Görev yönergesi - Verilen metinde "21 Kasım 2023" sözleriyle başlayıp "olması kuvvetle muhtemeldir." sözlerine kadar süren bölümü hiçbir değişiklik yapmadan tekrar yazınız.

Verilen metin -

- - -

21 Kasım 2023 Salı

Sahada Aktör Olanlar Projenin Parçası Olabilir mi?

Bazı insanlar özel yetiştirilmiş, daha sonra servis edilmiş birer proje olabilir mi? Bunu en iyi projenin tarafları bilir. Biz ise zahirine bakarak sonuçları itibariyle bir proje olup olmadıkları hususunda kanaat belirtebiliriz. Doğrusunu Allah bilir.

İdeolojilerin kendisi de proje olabilir. İdeolojiler proje ise bu ideolojilerin başına getirilenler de projenin aktörü olması kuvvetle muhtemeldir.

Geçmişte bu ülkeye pompalanan ülkeye komünizm gelecek tehlikesinin bir ABD projesi olduğu söylenir. Hatta 80 öncesi aşırı sağ ve aşırı sol uçların kavgasından az insanımız ölmedi. Aynı silahla hem sağcı genç hem de solcu genç öldürüldü. İç karışıklık, beraberinde 80 darbesini getirdi. Komünizm tehlikesi kardeşi kardeşe kırdırarak bu ülkeye bedeller ödetti. Bu yol ile sağ siyaset bu ülkeye hakim olmuş, ülke bilerek veya bilmeyerek ABD'nin kucağına itilmiştir.

Kardeşin kardeşe kırdırıldığını, ölmeyip hapishanede aynı koğuşu paylaşanlar bunun bir oyun ve proje olduğunu öğrendikleri zaman iş işten geçmişti.

- - -

Satır alıntıları -
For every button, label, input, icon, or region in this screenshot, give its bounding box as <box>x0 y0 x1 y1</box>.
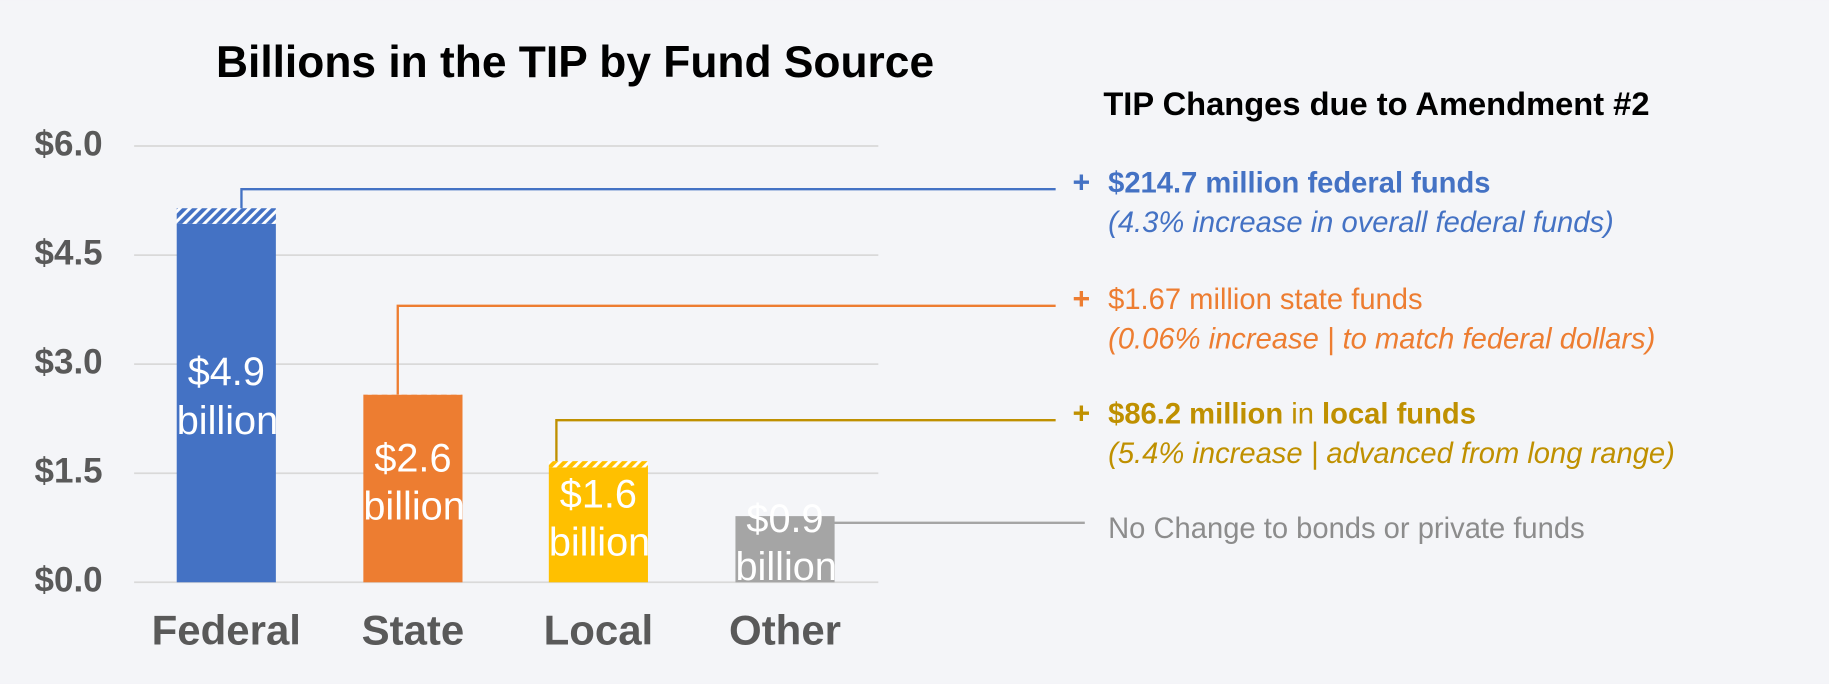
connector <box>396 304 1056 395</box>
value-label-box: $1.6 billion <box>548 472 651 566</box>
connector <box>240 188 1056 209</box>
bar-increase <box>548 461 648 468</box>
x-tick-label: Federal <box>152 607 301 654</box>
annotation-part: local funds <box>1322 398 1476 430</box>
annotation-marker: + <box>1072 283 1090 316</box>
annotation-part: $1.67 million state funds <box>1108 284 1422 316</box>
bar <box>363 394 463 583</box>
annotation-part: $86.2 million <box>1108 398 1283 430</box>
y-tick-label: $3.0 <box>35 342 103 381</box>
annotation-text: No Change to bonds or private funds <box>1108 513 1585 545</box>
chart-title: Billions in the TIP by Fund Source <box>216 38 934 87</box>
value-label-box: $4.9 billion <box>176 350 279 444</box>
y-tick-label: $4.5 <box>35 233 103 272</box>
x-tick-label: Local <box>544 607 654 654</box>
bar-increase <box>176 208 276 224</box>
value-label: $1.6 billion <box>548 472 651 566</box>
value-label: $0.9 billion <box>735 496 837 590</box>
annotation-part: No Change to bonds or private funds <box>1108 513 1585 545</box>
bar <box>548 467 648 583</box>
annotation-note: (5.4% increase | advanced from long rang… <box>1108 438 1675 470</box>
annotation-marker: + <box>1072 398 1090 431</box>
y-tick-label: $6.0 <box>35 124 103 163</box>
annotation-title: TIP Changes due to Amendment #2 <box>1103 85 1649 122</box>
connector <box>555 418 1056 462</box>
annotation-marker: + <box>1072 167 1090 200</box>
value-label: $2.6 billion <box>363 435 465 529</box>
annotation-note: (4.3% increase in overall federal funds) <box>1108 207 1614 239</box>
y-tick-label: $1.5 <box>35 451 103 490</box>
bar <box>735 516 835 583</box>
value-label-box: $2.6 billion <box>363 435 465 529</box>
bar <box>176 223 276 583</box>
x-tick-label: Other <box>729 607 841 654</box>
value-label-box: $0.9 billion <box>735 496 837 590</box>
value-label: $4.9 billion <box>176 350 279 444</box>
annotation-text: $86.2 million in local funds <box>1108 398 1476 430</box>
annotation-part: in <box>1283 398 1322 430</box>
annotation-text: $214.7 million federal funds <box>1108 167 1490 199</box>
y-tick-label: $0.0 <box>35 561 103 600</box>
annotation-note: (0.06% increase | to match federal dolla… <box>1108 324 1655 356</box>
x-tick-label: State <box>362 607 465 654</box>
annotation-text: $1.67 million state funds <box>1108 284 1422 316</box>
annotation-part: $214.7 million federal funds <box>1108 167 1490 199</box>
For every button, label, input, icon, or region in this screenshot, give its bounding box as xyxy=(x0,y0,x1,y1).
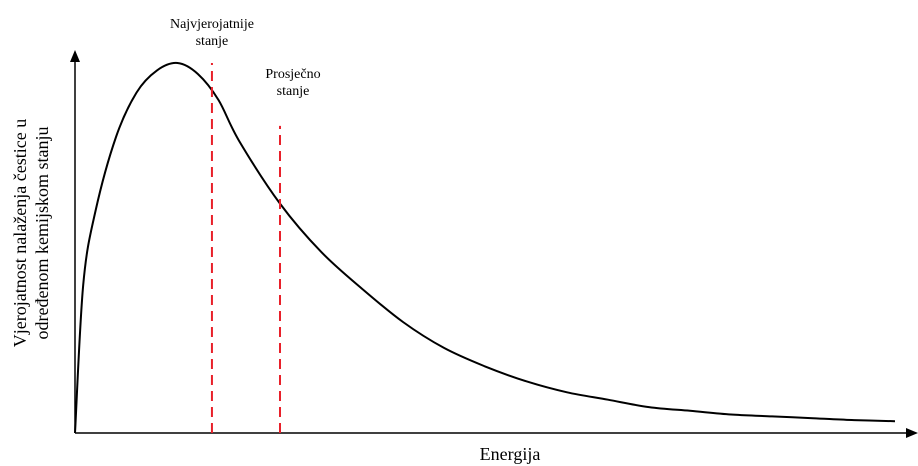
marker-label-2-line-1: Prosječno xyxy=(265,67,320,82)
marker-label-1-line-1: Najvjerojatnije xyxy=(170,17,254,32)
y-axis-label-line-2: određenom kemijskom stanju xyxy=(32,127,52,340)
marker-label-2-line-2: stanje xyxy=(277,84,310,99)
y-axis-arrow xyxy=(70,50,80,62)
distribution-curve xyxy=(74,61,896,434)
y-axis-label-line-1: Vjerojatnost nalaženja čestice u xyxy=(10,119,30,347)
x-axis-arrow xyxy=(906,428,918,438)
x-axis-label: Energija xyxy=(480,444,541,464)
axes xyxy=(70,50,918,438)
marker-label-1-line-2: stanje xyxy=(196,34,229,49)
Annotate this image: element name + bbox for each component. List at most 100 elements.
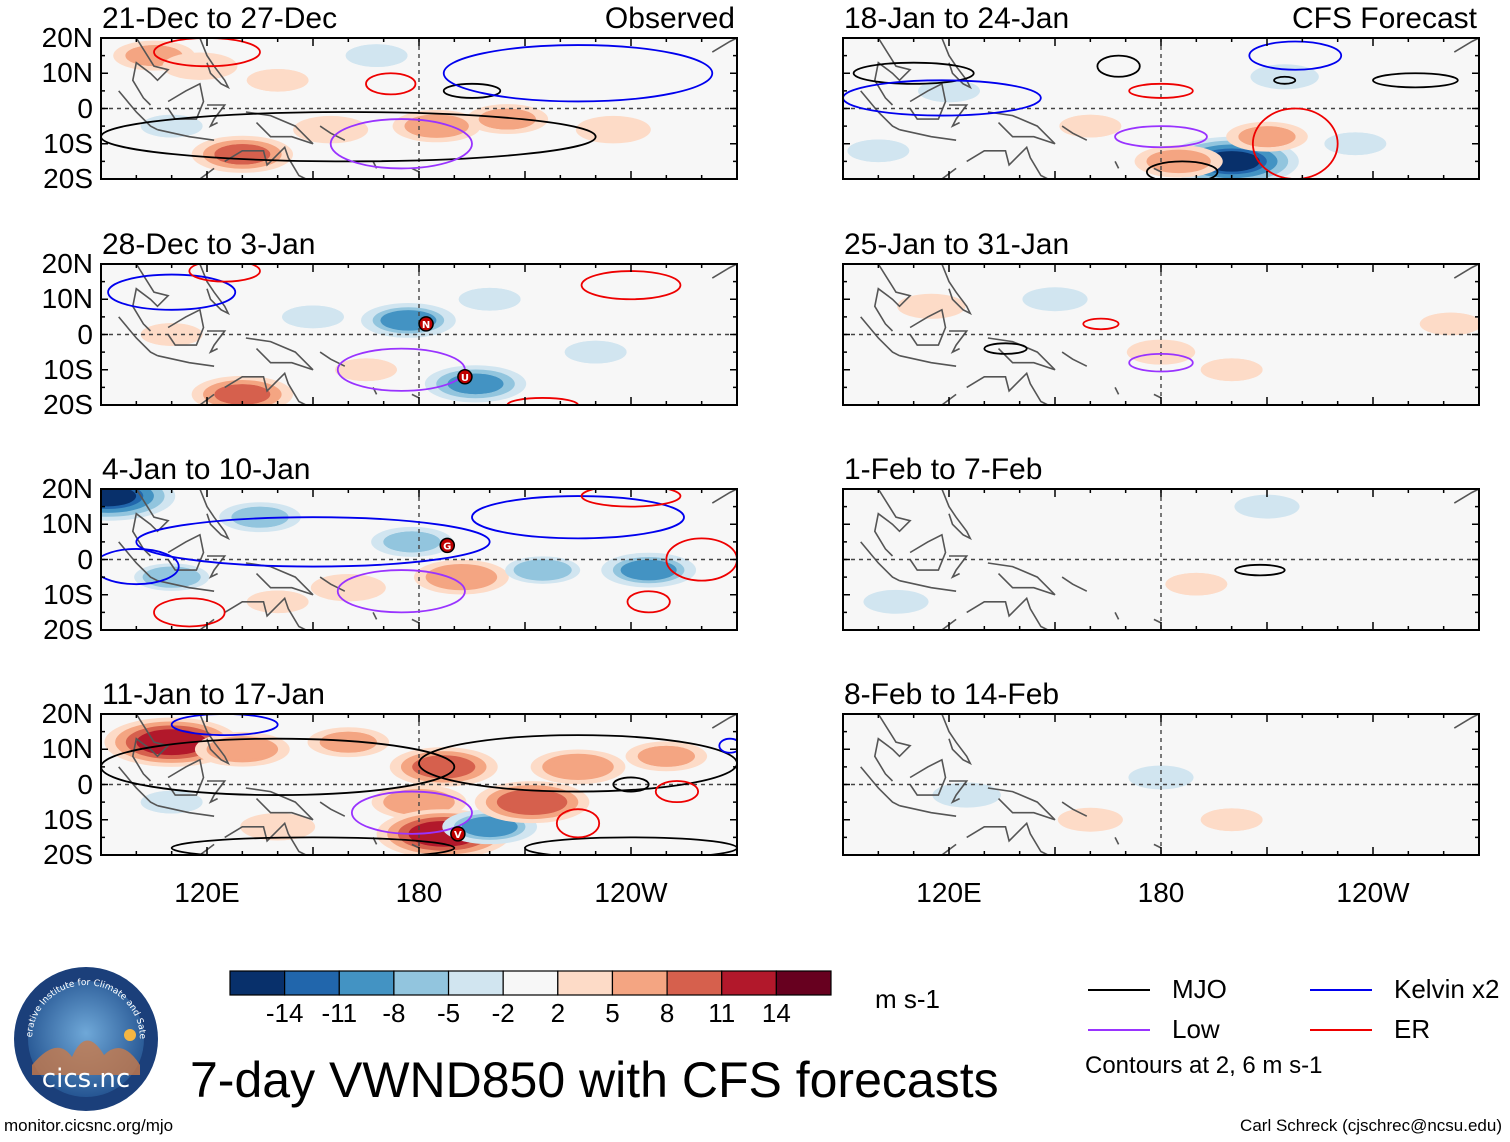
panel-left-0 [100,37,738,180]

- - -

Aşağıdaki çıktı -
21 Kasım 2023 Salı

Sahada Aktör Olanlar Projenin Parçası Olabilir mi?

Bazı insanlar özel yetiştirilmiş, daha sonra servis edilmiş birer proje olabilir mi? Bunu en iyi projenin tarafları bilir. Biz ise zahirine bakarak sonuçları itibariyle bir proje olup olmadıkları hususunda kanaat belirtebiliriz. Doğrusunu Allah bilir.

İdeolojilerin kendisi de proje olabilir. İdeolojiler proje ise bu ideolojilerin başına getirilenler de projenin aktörü olması kuvvetle muhtemeldir.